◆ Yazılı istek 1
Başkanlık sistemi üzerine metne göre Gül, bu konular ilk kez tartışılırken hangi sistemden yana olduğunu söylemişti?

◆ Metin alıntısı
══════════
Gül'ün soruların tamamına yanıtladığını söylemesi üzerine gazeteciler, "başkanlık sistemi'ne ilişkin soruyu hatırlattı. Gül, konuya ilişkin görüşlerinin bilindiğinin altını çizerek, şunları söyledi:
"Bu konular ilk kez tartışılırken ben parlamenter sistemden yana olduğumu söylemiştim. Tabii ki, başkanlık sisteminin de demokratik sistem olduğunu, hiç kimse yadsıyamaz. Fakat başkanlık sistemi içerisinde gerçek anlamda denge ve check-balans var. Bunlar, kuvvetler ayrılığı kurulduğu takdirde, Amerika sistemi böyle bir sistem, Kongre ile yönetim arasında çok kesin ayrılıklar var, şüphesiz ki o da demokratik bir sistemdir. Dolayısıyla bunlar tercih sebebidir. Önemli olan sistemlerin kendi içindeki tutarlılığının korunması. Bu bir başkanlık sistemi ise de o sistemin kendi tutarlığını, dengelerini, kuvvetlerin ayrılığını muhafaza edecek şekilde olması, eğer bu parlamenter sistemse parlamenter sistemin içinde kuvvetlerin ayrılığını, dengeler olacak şekilde gerçekleşmesidir. Nihayette bunun hangisini tercih ederseniz, bu halkın, çoğunluğun tercihi ile olacak bir şeydir."
"Mevcut anayasa ile bu fiili başkanlık olur mu?" sorusuna ise Gül, o konuya girmek istemediğini, soruların sorulduğunu ve alt soruların sorulması durumunda ise soru-cevabın uzayacağını ve gayet net cevaplar verdiğini belirtti.
Gül, "(Siyaseti bırakmayı düşünüyorum) açıklamasının ardından ne değiştiğinin" sorulması üzerine, "Günlük siyasetin içinde şu anda olmadığımı, bir cumhurbaşkanı olarak siyasi kimliğime dönmekle, bir partinin kurucusu, partinin kurucu felsefe, kurucu düşüncelerine kendi değerlerimizin daima partide güçlü olmasını konuşurum, tavsiye ederim, paylaşırım. Nihayette bunlar gayet açıkça söylediğim şeylerdir" yanıtını verdi.
"Bizim cenah ifadesini çok kullandınız" denilmesi üzerine Gül, "Çok mu kullandım? İki kere söyledim. Onunla bağlantılı olarak bir kelime daha söyledim. Onu da iki kez söyledim. Yani bunda bir şey yok" dedi.
══════════
◆ Görev kayıtları
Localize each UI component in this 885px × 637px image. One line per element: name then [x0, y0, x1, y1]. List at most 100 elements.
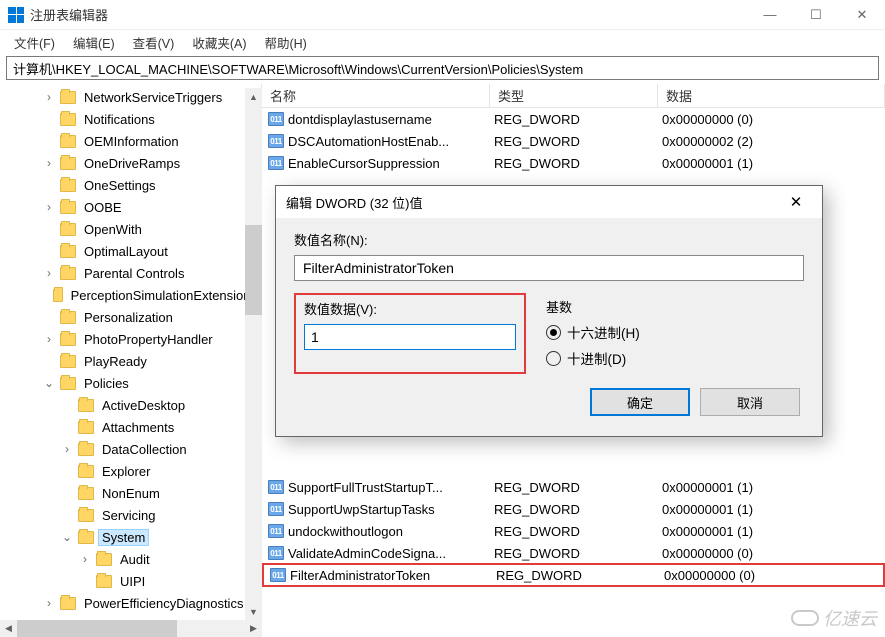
folder-icon [60, 179, 76, 192]
scroll-thumb[interactable] [245, 225, 262, 315]
value-name-field: FilterAdministratorToken [294, 255, 804, 281]
list-row[interactable]: dontdisplaylastusernameREG_DWORD0x000000… [262, 108, 885, 130]
tree-item-networkservicetriggers[interactable]: › NetworkServiceTriggers [0, 86, 261, 108]
cancel-button[interactable]: 取消 [700, 388, 800, 416]
tree-item-notifications[interactable]: Notifications [0, 108, 261, 130]
tree-item-photopropertyhandler[interactable]: ›PhotoPropertyHandler [0, 328, 261, 350]
scroll-down-icon[interactable]: ▼ [245, 603, 262, 620]
list-row[interactable]: SupportFullTrustStartupT...REG_DWORD0x00… [262, 476, 885, 498]
tree-vscroll[interactable]: ▲ ▼ [245, 88, 262, 620]
folder-icon [60, 91, 76, 104]
expand-icon[interactable]: › [42, 156, 56, 170]
tree-item-optimallayout[interactable]: OptimalLayout [0, 240, 261, 262]
window-title: 注册表编辑器 [30, 5, 747, 24]
app-icon [8, 7, 24, 23]
folder-icon [60, 377, 76, 390]
tree-item-onedriveramps[interactable]: ›OneDriveRamps [0, 152, 261, 174]
col-data[interactable]: 数据 [658, 84, 885, 107]
tree-item-oeminformation[interactable]: OEMInformation [0, 130, 261, 152]
expand-icon[interactable]: ⌄ [42, 376, 56, 390]
cell-data: 0x00000000 (0) [662, 112, 885, 127]
scroll-thumb-h[interactable] [17, 620, 177, 637]
tree-item-openwith[interactable]: OpenWith [0, 218, 261, 240]
tree-item-label: OptimalLayout [80, 244, 172, 259]
tree-item-audit[interactable]: › Audit [0, 548, 261, 570]
tree-item-servicing[interactable]: Servicing [0, 504, 261, 526]
expand-icon[interactable]: › [42, 332, 56, 346]
tree-item-label: NonEnum [98, 486, 164, 501]
menu-file[interactable]: 文件(F) [6, 31, 63, 54]
tree-hscroll[interactable]: ◀ ▶ [0, 620, 262, 637]
expand-icon[interactable]: ⌄ [60, 530, 74, 544]
col-type[interactable]: 类型 [490, 84, 658, 107]
tree-item-policies[interactable]: ⌄Policies [0, 372, 261, 394]
tree-item-parental-controls[interactable]: › Parental Controls [0, 262, 261, 284]
scroll-up-icon[interactable]: ▲ [245, 88, 262, 105]
list-row[interactable]: SupportUwpStartupTasksREG_DWORD0x0000000… [262, 498, 885, 520]
dword-icon [270, 568, 286, 582]
tree-item-label: NetworkServiceTriggers [80, 90, 226, 105]
menu-favorites[interactable]: 收藏夹(A) [184, 31, 254, 54]
tree-item-label: Audit [116, 552, 154, 567]
menubar: 文件(F) 编辑(E) 查看(V) 收藏夹(A) 帮助(H) [0, 30, 885, 54]
expand-icon[interactable]: › [42, 200, 56, 214]
list-row[interactable]: ValidateAdminCodeSigna...REG_DWORD0x0000… [262, 542, 885, 564]
list-row[interactable]: undockwithoutlogonREG_DWORD0x00000001 (1… [262, 520, 885, 542]
tree-item-attachments[interactable]: Attachments [0, 416, 261, 438]
address-bar[interactable]: 计算机\HKEY_LOCAL_MACHINE\SOFTWARE\Microsof… [6, 56, 879, 80]
tree-item-system[interactable]: ⌄ System [0, 526, 261, 548]
scroll-right-icon[interactable]: ▶ [245, 620, 262, 637]
tree-item-personalization[interactable]: Personalization [0, 306, 261, 328]
ok-button[interactable]: 确定 [590, 388, 690, 416]
tree-item-powerefficiencydiagnostics[interactable]: ›PowerEfficiencyDiagnostics [0, 592, 261, 614]
maximize-button[interactable]: ☐ [793, 0, 839, 30]
cell-data: 0x00000001 (1) [662, 156, 885, 171]
expand-icon[interactable]: › [60, 442, 74, 456]
tree-item-label: System [98, 529, 149, 546]
folder-icon [60, 113, 76, 126]
expand-icon[interactable]: › [42, 90, 56, 104]
close-button[interactable]: ✕ [839, 0, 885, 30]
radix-group: 基数 十六进制(H) 十进制(D) [546, 293, 804, 374]
folder-icon [60, 223, 76, 236]
radix-hex-option[interactable]: 十六进制(H) [546, 322, 804, 342]
cell-data: 0x00000001 (1) [662, 480, 885, 495]
dword-icon [268, 502, 284, 516]
cell-name: DSCAutomationHostEnab... [288, 134, 494, 149]
tree-item-perceptionsimulationextensions[interactable]: PerceptionSimulationExtensions [0, 284, 261, 306]
tree-item-label: Servicing [98, 508, 159, 523]
col-name[interactable]: 名称 [262, 84, 490, 107]
list-row[interactable]: DSCAutomationHostEnab...REG_DWORD0x00000… [262, 130, 885, 152]
tree-item-label: Parental Controls [80, 266, 188, 281]
tree-item-uipi[interactable]: UIPI [0, 570, 261, 592]
value-name-label: 数值名称(N): [294, 230, 804, 249]
expand-icon[interactable]: › [42, 596, 56, 610]
scroll-left-icon[interactable]: ◀ [0, 620, 17, 637]
tree-item-onesettings[interactable]: OneSettings [0, 174, 261, 196]
list-row[interactable]: FilterAdministratorTokenREG_DWORD0x00000… [262, 563, 885, 587]
menu-view[interactable]: 查看(V) [125, 31, 183, 54]
tree-item-oobe[interactable]: ›OOBE [0, 196, 261, 218]
tree-item-activedesktop[interactable]: ActiveDesktop [0, 394, 261, 416]
tree-item-playready[interactable]: PlayReady [0, 350, 261, 372]
folder-icon [60, 135, 76, 148]
folder-icon [60, 201, 76, 214]
radix-dec-label: 十进制(D) [567, 348, 626, 368]
menu-help[interactable]: 帮助(H) [256, 31, 314, 54]
tree-panel[interactable]: › NetworkServiceTriggers NotificationsOEMI… [0, 84, 262, 635]
dialog-title: 编辑 DWORD (32 位)值 [286, 193, 780, 212]
dialog-close-button[interactable]: ✕ [780, 193, 812, 211]
menu-edit[interactable]: 编辑(E) [65, 31, 123, 54]
tree-item-label: Attachments [98, 420, 178, 435]
list-row[interactable]: EnableCursorSuppressionREG_DWORD0x000000… [262, 152, 885, 174]
tree-item-datacollection[interactable]: ›DataCollection [0, 438, 261, 460]
value-data-input[interactable] [304, 324, 516, 350]
expand-icon[interactable]: › [42, 266, 56, 280]
folder-icon [96, 575, 112, 588]
expand-icon[interactable]: › [78, 552, 92, 566]
cell-name: SupportUwpStartupTasks [288, 502, 494, 517]
tree-item-nonenum[interactable]: NonEnum [0, 482, 261, 504]
radix-dec-option[interactable]: 十进制(D) [546, 348, 804, 368]
minimize-button[interactable]: — [747, 0, 793, 30]
tree-item-explorer[interactable]: Explorer [0, 460, 261, 482]
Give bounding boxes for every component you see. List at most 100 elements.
══════════
◆ Yazılı istek 2
Kayıtlarda "folder-icon [60, 179, 76, 192]" içeren satırdan "cancel-button[interactable]: 取消 [700, 388, 800, 416]" içeren satıra kadar, iki uç da dahil olmak üzere yalnızca bu satırları boş satırları atlayarak Markdown tablosu olarak düzenleyin. Sütun adları "Sıra" ve "Kayıt satırı" olsun.

◆ Yazılı yanıt 1
Parlamenter sistemden yana olduğunu söylemişti.

◆ Yazılı yanıt 2
| Sıra | Kayıt satırı |
|---|---|
| 1 | folder-icon [60, 179, 76, 192] |
| 2 | scroll-thumb[interactable] [245, 225, 262, 315] |
| 3 | value-name-field: FilterAdministratorToken [294, 255, 804, 281] |
| 4 | list-row[interactable]: dontdisplaylastusernameREG_DWORD0x000000… [262, 108, 885, 130] |
| 5 | tree-item-networkservicetriggers[interactable]: › NetworkServiceTriggers [0, 86, 261, 108] |
| 6 | cancel-button[interactable]: 取消 [700, 388, 800, 416] |